◆ **Goal**
Find "Output a JSON" in the data below; transcribe the line it appears on and each line after it, exactly, to the end, and nothing else.

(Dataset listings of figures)

"""

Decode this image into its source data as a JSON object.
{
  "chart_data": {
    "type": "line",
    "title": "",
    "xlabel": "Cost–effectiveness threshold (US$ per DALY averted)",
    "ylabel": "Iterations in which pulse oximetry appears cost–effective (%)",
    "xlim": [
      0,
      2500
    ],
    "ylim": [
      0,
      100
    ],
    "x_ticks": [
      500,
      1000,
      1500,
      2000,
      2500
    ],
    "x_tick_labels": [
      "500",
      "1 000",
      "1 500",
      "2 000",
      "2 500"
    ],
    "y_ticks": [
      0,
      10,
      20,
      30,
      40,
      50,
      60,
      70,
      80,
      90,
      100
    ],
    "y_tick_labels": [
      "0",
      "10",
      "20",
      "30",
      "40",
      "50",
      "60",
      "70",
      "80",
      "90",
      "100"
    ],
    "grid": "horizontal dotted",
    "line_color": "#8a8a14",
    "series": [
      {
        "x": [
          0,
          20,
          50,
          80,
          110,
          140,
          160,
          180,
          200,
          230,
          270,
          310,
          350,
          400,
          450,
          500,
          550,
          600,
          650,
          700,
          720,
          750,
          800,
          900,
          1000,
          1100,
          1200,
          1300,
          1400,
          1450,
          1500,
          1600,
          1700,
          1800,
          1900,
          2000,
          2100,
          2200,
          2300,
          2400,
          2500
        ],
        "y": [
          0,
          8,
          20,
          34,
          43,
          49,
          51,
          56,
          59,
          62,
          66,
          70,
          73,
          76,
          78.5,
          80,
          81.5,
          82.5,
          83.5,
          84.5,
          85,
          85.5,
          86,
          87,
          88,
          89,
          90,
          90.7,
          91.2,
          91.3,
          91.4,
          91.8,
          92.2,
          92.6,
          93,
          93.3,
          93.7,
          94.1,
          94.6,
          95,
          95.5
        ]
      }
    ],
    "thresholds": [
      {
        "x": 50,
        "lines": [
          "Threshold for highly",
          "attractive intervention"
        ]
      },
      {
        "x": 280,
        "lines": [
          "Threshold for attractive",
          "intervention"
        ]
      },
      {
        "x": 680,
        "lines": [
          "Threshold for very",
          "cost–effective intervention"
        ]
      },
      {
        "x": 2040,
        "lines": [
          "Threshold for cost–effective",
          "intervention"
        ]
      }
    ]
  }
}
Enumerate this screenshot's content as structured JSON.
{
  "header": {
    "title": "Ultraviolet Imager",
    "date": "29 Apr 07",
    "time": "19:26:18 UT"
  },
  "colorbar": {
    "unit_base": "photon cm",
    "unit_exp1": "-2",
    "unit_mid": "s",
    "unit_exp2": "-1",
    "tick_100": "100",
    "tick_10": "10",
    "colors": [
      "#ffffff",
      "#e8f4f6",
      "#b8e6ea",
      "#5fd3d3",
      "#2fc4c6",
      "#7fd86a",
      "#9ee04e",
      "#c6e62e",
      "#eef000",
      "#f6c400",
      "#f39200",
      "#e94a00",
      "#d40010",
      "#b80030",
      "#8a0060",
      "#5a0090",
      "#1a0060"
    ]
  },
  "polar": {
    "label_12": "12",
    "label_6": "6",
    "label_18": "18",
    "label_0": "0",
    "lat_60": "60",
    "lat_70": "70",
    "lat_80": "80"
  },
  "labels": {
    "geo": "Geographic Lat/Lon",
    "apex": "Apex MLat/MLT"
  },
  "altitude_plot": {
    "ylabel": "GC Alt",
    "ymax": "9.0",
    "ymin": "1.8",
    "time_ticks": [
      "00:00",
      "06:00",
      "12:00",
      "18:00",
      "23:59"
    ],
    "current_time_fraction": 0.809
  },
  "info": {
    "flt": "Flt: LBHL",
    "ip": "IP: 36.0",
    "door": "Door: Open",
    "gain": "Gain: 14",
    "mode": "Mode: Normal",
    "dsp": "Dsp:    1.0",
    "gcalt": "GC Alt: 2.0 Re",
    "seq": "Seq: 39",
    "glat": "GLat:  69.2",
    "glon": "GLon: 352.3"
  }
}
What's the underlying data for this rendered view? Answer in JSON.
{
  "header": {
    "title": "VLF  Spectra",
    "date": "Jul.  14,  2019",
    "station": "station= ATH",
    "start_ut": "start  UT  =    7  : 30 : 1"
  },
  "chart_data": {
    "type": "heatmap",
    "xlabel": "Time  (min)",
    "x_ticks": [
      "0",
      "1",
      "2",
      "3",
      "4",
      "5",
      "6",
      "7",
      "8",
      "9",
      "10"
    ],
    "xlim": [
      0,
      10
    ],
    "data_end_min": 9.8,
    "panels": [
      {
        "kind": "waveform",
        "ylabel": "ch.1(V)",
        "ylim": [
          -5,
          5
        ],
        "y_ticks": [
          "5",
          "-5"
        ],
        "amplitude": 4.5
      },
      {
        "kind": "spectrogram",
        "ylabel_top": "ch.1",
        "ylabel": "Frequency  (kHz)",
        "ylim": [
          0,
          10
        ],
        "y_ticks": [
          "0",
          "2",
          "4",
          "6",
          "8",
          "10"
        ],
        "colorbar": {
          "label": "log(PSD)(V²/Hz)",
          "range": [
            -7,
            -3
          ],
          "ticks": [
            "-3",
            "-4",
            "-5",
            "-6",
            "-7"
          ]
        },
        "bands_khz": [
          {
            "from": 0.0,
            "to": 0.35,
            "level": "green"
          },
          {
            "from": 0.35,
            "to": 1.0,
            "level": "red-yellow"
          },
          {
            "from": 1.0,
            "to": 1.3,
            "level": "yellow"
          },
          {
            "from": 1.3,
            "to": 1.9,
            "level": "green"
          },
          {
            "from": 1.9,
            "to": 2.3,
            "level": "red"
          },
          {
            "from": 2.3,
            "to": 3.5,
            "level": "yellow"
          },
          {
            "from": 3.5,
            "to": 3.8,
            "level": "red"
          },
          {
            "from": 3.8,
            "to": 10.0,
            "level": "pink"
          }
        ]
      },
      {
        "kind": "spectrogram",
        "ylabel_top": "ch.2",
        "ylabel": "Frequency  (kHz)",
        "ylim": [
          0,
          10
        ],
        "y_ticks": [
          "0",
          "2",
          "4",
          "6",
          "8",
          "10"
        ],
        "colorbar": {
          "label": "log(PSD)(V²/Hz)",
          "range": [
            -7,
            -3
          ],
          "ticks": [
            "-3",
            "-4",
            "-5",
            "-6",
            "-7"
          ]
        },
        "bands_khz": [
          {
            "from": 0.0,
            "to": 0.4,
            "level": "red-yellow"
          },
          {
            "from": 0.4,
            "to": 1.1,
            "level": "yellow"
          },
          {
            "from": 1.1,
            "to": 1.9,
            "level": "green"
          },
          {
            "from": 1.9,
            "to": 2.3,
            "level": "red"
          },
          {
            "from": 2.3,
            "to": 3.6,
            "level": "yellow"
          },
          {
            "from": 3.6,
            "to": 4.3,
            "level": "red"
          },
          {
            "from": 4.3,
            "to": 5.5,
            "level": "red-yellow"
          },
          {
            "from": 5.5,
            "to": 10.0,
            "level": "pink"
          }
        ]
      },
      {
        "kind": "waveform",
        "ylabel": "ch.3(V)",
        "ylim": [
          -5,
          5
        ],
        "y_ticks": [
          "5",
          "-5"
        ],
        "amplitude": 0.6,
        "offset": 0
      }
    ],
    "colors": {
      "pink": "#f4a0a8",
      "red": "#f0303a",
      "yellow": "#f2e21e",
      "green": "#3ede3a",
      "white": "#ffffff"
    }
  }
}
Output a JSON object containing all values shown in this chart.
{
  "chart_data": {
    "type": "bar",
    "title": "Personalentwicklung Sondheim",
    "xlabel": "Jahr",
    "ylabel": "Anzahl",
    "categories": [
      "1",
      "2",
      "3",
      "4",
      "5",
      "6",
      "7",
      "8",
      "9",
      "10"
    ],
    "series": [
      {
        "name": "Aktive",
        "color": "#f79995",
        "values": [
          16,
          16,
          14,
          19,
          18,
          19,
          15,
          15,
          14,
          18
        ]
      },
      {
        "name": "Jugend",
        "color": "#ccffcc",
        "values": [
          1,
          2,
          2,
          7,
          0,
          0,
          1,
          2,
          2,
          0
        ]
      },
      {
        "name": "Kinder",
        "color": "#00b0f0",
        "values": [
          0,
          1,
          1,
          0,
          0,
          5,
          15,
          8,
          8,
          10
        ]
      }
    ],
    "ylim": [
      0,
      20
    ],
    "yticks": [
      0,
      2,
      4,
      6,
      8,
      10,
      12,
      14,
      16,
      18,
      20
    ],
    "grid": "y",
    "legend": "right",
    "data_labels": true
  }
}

"""

◆ **Exercise result**
Output a JSON object containing all values shown in this chart.
{
  "chart_data": {
    "type": "bar",
    "title": "Personalentwicklung Sondheim",
    "xlabel": "Jahr",
    "ylabel": "Anzahl",
    "categories": [
      "1",
      "2",
      "3",
      "4",
      "5",
      "6",
      "7",
      "8",
      "9",
      "10"
    ],
    "series": [
      {
        "name": "Aktive",
        "color": "#f79995",
        "values": [
          16,
          16,
          14,
          19,
          18,
          19,
          15,
          15,
          14,
          18
        ]
      },
      {
        "name": "Jugend",
        "color": "#ccffcc",
        "values": [
          1,
          2,
          2,
          7,
          0,
          0,
          1,
          2,
          2,
          0
        ]
      },
      {
        "name": "Kinder",
        "color": "#00b0f0",
        "values": [
          0,
          1,
          1,
          0,
          0,
          5,
          15,
          8,
          8,
          10
        ]
      }
    ],
    "ylim": [
      0,
      20
    ],
    "yticks": [
      0,
      2,
      4,
      6,
      8,
      10,
      12,
      14,
      16,
      18,
      20
    ],
    "grid": "y",
    "legend": "right",
    "data_labels": true
  }
}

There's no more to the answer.